▶ What you should do: Beginning at the line containing "Serialize everything readable" and continuing to the end of the records below, give each line again exactly as it stands, and only those lines.

▶ Source material:
__________________________________________________
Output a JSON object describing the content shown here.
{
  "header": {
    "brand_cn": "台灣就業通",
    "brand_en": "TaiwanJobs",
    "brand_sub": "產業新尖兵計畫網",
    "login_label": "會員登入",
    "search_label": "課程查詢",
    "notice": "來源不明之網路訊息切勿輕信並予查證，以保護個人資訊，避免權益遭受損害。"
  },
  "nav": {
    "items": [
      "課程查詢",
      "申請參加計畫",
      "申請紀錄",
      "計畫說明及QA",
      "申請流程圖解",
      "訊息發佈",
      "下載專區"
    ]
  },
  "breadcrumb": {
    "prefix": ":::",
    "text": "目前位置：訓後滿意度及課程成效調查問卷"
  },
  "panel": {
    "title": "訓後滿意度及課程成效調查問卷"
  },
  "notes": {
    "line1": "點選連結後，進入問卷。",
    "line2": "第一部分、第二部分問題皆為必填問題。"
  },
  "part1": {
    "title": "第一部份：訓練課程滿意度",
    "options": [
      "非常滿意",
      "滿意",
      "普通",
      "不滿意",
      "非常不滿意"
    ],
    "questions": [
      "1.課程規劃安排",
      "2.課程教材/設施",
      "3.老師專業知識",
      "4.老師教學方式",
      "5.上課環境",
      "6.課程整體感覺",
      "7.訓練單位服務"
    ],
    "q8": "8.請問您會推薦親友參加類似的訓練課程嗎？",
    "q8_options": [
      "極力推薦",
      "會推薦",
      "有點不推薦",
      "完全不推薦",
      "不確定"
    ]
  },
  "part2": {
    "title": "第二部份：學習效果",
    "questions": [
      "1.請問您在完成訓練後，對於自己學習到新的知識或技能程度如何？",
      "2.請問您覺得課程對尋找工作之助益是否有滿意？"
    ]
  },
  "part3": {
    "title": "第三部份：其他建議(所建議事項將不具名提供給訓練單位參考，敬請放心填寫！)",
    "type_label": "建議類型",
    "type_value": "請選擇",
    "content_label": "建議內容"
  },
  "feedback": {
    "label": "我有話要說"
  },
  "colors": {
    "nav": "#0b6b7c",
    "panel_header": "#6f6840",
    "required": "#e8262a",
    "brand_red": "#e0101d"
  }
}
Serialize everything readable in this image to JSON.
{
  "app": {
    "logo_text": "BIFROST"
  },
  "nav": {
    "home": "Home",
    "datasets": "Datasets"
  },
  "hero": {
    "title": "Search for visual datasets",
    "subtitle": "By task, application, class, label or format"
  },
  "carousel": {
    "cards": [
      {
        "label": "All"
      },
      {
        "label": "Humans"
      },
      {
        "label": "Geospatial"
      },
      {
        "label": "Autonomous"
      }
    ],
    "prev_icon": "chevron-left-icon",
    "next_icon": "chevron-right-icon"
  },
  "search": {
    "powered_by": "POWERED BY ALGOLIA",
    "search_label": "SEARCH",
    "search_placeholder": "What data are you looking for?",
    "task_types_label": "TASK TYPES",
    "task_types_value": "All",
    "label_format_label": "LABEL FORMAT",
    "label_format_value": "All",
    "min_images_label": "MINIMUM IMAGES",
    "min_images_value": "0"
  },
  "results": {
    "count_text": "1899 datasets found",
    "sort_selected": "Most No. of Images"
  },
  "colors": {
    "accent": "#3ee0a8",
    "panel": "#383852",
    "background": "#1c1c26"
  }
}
__________________________________________________
▶ Exercise answer:
Serialize everything readable in this image to JSON.
{
  "app": {
    "logo_text": "BIFROST"
  },
  "nav": {
    "home": "Home",
    "datasets": "Datasets"
  },
  "hero": {
    "title": "Search for visual datasets",
    "subtitle": "By task, application, class, label or format"
  },
  "carousel": {
    "cards": [
      {
        "label": "All"
      },
      {
        "label": "Humans"
      },
      {
        "label": "Geospatial"
      },
      {
        "label": "Autonomous"
      }
    ],
    "prev_icon": "chevron-left-icon",
    "next_icon": "chevron-right-icon"
  },
  "search": {
    "powered_by": "POWERED BY ALGOLIA",
    "search_label": "SEARCH",
    "search_placeholder": "What data are you looking for?",
    "task_types_label": "TASK TYPES",
    "task_types_value": "All",
    "label_format_label": "LABEL FORMAT",
    "label_format_value": "All",
    "min_images_label": "MINIMUM IMAGES",
    "min_images_value": "0"
  },
  "results": {
    "count_text": "1899 datasets found",
    "sort_selected": "Most No. of Images"
  },
  "colors": {
    "accent": "#3ee0a8",
    "panel": "#383852",
    "background": "#1c1c26"
  }
}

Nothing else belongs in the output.